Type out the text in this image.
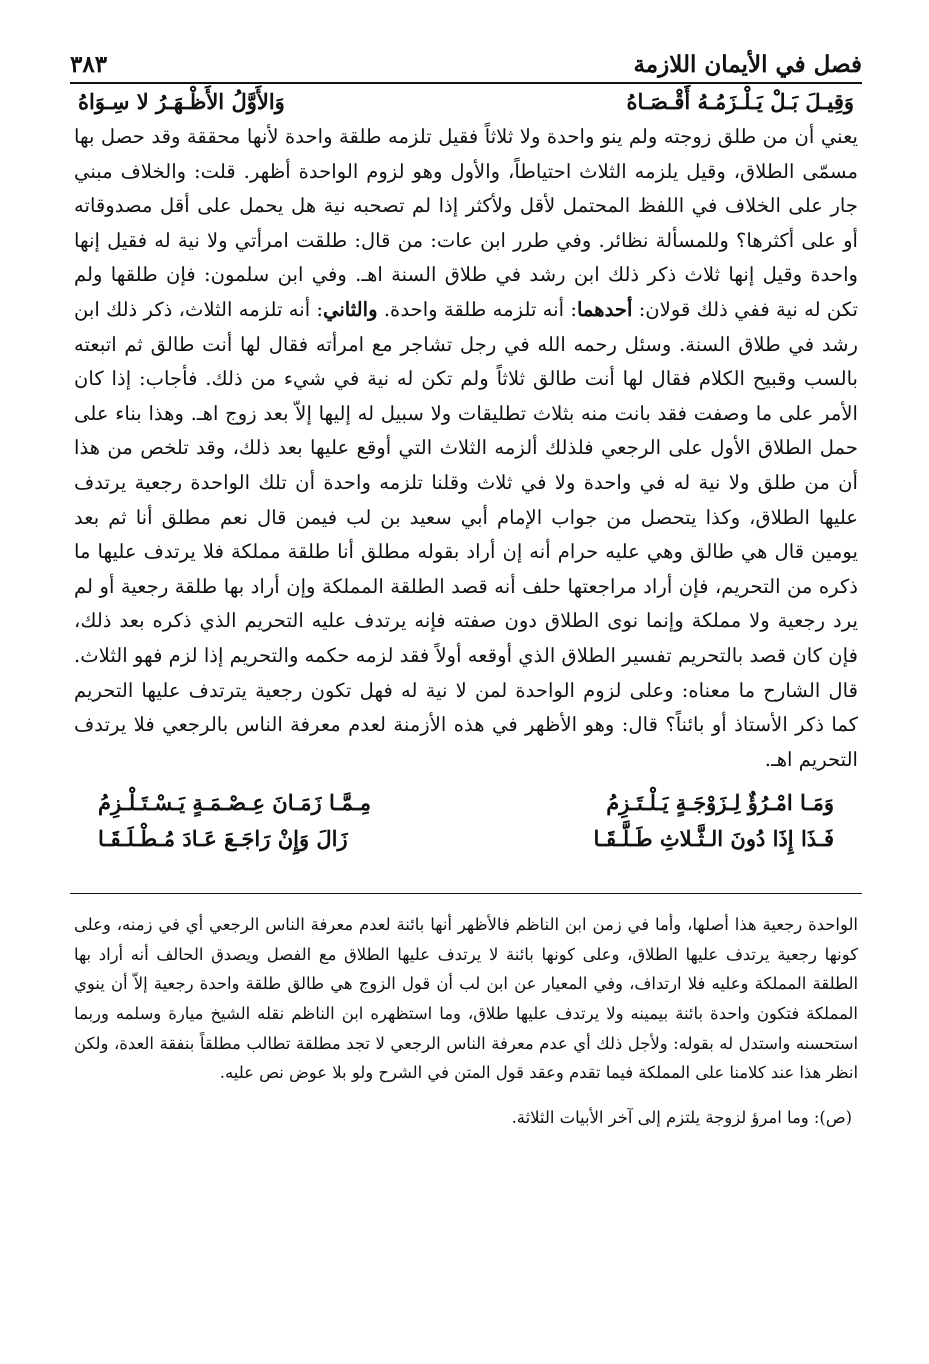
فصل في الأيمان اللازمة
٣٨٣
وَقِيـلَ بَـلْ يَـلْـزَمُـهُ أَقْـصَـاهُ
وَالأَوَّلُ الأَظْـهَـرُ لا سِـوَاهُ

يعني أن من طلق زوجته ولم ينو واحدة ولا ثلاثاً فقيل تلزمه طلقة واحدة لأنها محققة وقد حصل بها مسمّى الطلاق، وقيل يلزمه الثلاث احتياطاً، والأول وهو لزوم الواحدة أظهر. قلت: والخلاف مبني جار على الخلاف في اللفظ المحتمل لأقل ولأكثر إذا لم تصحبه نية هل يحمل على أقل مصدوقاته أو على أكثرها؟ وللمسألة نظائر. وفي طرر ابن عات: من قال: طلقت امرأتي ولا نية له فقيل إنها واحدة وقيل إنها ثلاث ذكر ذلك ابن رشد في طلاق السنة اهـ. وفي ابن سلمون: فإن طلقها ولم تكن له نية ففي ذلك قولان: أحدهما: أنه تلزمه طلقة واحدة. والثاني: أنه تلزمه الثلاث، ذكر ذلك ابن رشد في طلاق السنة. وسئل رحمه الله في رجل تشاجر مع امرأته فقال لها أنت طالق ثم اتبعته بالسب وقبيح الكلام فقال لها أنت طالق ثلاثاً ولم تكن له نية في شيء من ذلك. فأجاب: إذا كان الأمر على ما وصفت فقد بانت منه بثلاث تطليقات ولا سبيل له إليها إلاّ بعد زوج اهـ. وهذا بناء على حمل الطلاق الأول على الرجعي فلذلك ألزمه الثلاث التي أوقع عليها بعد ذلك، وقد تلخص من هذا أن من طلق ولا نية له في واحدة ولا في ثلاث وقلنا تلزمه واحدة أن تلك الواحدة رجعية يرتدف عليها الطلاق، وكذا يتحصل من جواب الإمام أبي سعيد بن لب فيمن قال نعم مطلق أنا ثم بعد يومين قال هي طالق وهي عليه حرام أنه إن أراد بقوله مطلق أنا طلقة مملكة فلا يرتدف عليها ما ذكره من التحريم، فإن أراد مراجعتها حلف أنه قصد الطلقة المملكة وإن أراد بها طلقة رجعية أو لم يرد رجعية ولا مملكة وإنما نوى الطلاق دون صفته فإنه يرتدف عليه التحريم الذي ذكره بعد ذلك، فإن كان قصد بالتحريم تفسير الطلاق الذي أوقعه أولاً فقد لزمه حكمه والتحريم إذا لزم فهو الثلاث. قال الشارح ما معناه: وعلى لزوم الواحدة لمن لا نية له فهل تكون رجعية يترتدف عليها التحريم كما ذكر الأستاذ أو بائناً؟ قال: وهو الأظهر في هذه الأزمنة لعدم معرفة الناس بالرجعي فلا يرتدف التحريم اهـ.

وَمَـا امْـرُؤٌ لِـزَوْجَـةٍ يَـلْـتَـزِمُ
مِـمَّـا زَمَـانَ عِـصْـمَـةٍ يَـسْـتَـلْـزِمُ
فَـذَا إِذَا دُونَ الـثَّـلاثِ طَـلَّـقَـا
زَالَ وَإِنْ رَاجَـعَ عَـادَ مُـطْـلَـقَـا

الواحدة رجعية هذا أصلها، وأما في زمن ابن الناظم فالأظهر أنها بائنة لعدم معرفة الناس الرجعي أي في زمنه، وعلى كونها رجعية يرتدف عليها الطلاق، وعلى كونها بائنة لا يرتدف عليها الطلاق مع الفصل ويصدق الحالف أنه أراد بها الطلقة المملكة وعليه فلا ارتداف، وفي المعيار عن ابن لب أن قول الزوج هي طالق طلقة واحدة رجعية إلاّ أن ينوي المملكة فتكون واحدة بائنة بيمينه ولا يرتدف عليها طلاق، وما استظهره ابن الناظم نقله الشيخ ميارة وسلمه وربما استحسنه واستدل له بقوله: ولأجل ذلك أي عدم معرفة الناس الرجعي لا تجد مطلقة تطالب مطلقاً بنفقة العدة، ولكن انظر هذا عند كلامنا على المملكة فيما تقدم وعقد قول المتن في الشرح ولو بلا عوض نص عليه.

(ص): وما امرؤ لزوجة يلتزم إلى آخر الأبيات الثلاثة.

* * *

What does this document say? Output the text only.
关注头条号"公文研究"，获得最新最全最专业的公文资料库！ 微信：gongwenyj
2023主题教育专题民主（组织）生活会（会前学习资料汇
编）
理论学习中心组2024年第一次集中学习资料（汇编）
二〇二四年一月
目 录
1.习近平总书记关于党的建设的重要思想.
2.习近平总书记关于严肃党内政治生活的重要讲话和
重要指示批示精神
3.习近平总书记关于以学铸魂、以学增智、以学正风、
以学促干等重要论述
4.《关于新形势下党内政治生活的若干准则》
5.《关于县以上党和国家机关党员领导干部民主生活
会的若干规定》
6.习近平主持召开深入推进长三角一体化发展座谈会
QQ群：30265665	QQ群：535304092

* **WRITTEN TASK**:
Report the number of lines containing the string "this" and add nothing to it.

* **EXPECTED ANSWER**:
2